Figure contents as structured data
· · · · ·
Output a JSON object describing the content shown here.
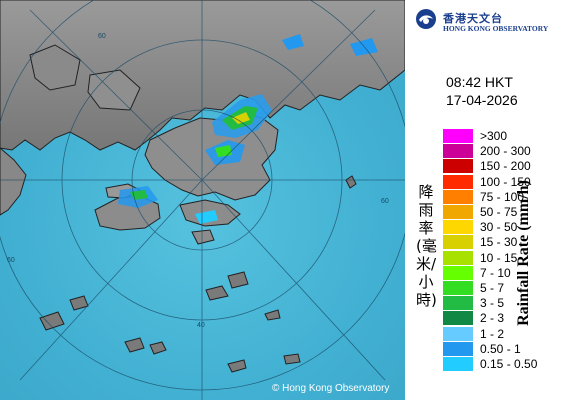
{
  "header": {
    "org_name_zh": "香港天文台",
    "org_name_en": "HONG KONG OBSERVATORY",
    "logo_icon": "hko-logo-icon"
  },
  "timestamp": {
    "time": "08:42 HKT",
    "date": "17-04-2026"
  },
  "legend": {
    "title_zh": "降雨率(毫米/小時)",
    "title_en": "Rainfall Rate (mm/h)",
    "items": [
      {
        "label": ">300",
        "color": "#ff00ff"
      },
      {
        "label": "200 - 300",
        "color": "#cc0099"
      },
      {
        "label": "150 - 200",
        "color": "#cc0000"
      },
      {
        "label": "100 - 150",
        "color": "#ff2a00"
      },
      {
        "label": "75 - 100",
        "color": "#ff7f00"
      },
      {
        "label": "50 - 75",
        "color": "#f0a800"
      },
      {
        "label": "30 - 50",
        "color": "#ffd700"
      },
      {
        "label": "15 - 30",
        "color": "#d8d000"
      },
      {
        "label": "10 - 15",
        "color": "#a8e000"
      },
      {
        "label": "7 - 10",
        "color": "#66ff00"
      },
      {
        "label": "5 - 7",
        "color": "#33dd22"
      },
      {
        "label": "3 - 5",
        "color": "#22bb44"
      },
      {
        "label": "2 - 3",
        "color": "#118844"
      },
      {
        "label": "1 - 2",
        "color": "#66ccff"
      },
      {
        "label": "0.50 - 1",
        "color": "#2299ee"
      },
      {
        "label": "0.15 - 0.50",
        "color": "#22ccff"
      }
    ]
  },
  "map": {
    "range_ring_labels": [
      "60",
      "60",
      "40",
      "60"
    ],
    "copyright": "© Hong Kong Observatory",
    "sea_color": "#3fb1d1",
    "land_color": "#8c8c8c"
  }
}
· · · · ·
- Aim -
Without the pictures, write out every entry precisely as it appears.

- Task response -
Output a JSON object describing the content shown here.
{
  "header": {
    "org_name_zh": "香港天文台",
    "org_name_en": "HONG KONG OBSERVATORY",
    "logo_icon": "hko-logo-icon"
  },
  "timestamp": {
    "time": "08:42 HKT",
    "date": "17-04-2026"
  },
  "legend": {
    "title_zh": "降雨率(毫米/小時)",
    "title_en": "Rainfall Rate (mm/h)",
    "items": [
      {
        "label": ">300",
        "color": "#ff00ff"
      },
      {
        "label": "200 - 300",
        "color": "#cc0099"
      },
      {
        "label": "150 - 200",
        "color": "#cc0000"
      },
      {
        "label": "100 - 150",
        "color": "#ff2a00"
      },
      {
        "label": "75 - 100",
        "color": "#ff7f00"
      },
      {
        "label": "50 - 75",
        "color": "#f0a800"
      },
      {
        "label": "30 - 50",
        "color": "#ffd700"
      },
      {
        "label": "15 - 30",
        "color": "#d8d000"
      },
      {
        "label": "10 - 15",
        "color": "#a8e000"
      },
      {
        "label": "7 - 10",
        "color": "#66ff00"
      },
      {
        "label": "5 - 7",
        "color": "#33dd22"
      },
      {
        "label": "3 - 5",
        "color": "#22bb44"
      },
      {
        "label": "2 - 3",
        "color": "#118844"
      },
      {
        "label": "1 - 2",
        "color": "#66ccff"
      },
      {
        "label": "0.50 - 1",
        "color": "#2299ee"
      },
      {
        "label": "0.15 - 0.50",
        "color": "#22ccff"
      }
    ]
  },
  "map": {
    "range_ring_labels": [
      "60",
      "60",
      "40",
      "60"
    ],
    "copyright": "© Hong Kong Observatory",
    "sea_color": "#3fb1d1",
    "land_color": "#8c8c8c"
  }
}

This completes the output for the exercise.